(A block of data)

====

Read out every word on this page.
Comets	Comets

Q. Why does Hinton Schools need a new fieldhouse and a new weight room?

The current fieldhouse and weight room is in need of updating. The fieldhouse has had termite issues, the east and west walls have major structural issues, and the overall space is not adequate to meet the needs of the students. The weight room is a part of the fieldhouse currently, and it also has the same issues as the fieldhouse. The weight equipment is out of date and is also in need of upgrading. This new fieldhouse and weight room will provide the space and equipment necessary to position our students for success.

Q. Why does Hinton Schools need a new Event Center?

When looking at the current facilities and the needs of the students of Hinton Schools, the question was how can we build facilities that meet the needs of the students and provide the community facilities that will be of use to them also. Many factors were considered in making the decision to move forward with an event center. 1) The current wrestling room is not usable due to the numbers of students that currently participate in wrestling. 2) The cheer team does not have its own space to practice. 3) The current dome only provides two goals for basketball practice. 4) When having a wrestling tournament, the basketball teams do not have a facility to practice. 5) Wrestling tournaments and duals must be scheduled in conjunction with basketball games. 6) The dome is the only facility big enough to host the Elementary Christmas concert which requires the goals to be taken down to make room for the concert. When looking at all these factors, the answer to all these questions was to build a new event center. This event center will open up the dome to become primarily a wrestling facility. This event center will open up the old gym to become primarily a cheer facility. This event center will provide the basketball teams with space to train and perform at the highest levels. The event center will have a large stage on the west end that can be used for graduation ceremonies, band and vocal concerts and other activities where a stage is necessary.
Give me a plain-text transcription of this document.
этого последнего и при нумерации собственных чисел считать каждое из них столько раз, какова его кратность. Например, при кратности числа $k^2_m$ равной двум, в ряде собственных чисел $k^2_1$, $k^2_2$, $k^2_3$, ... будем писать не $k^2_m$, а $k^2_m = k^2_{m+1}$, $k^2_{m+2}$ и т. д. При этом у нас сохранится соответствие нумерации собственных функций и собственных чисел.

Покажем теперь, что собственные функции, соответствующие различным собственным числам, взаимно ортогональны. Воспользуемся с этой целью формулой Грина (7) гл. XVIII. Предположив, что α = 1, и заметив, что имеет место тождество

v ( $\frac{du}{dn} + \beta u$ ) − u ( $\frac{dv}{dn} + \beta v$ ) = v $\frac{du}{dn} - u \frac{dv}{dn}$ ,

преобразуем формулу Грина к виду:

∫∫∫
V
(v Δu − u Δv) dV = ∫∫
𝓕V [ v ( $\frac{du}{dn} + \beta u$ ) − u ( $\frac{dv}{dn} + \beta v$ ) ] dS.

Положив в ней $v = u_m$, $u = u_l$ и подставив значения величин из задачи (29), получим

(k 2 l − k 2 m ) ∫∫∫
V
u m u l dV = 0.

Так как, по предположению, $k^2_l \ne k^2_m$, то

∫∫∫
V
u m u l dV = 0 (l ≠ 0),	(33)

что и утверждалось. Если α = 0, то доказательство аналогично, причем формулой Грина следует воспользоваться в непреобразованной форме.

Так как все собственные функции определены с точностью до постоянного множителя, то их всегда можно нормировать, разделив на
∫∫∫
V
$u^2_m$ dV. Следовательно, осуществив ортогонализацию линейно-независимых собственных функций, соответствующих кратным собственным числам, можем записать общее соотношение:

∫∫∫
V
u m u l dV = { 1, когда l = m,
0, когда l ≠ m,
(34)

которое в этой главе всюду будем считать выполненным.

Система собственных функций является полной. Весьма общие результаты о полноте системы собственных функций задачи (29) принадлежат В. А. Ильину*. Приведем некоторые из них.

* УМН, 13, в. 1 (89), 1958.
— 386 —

====

## TASK
Find every line in the records above that holds the word "Schools", and copy each one.

## FULL RESPONSE
Q. Why does Hinton Schools need a new fieldhouse and a new weight room?
Q. Why does Hinton Schools need a new Event Center?
When looking at the current facilities and the needs of the students of Hinton Schools, the question was how can we build facilities that meet the needs of the students and provide the community facilities that will be of use to them also. Many factors were considered in making the decision to move forward with an event center. 1) The current wrestling room is not usable due to the numbers of students that currently participate in wrestling. 2) The cheer team does not have its own space to practice. 3) The current dome only provides two goals for basketball practice. 4) When having a wrestling tournament, the basketball teams do not have a facility to practice. 5) Wrestling tournaments and duals must be scheduled in conjunction with basketball games. 6) The dome is the only facility big enough to host the Elementary Christmas concert which requires the goals to be taken down to make room for the concert. When looking at all these factors, the answer to all these questions was to build a new event center. This event center will open up the dome to become primarily a wrestling facility. This event center will open up the old gym to become primarily a cheer facility. This event center will provide the basketball teams with space to train and perform at the highest levels. The event center will have a large stage on the west end that can be used for graduation ceremonies, band and vocal concerts and other activities where a stage is necessary.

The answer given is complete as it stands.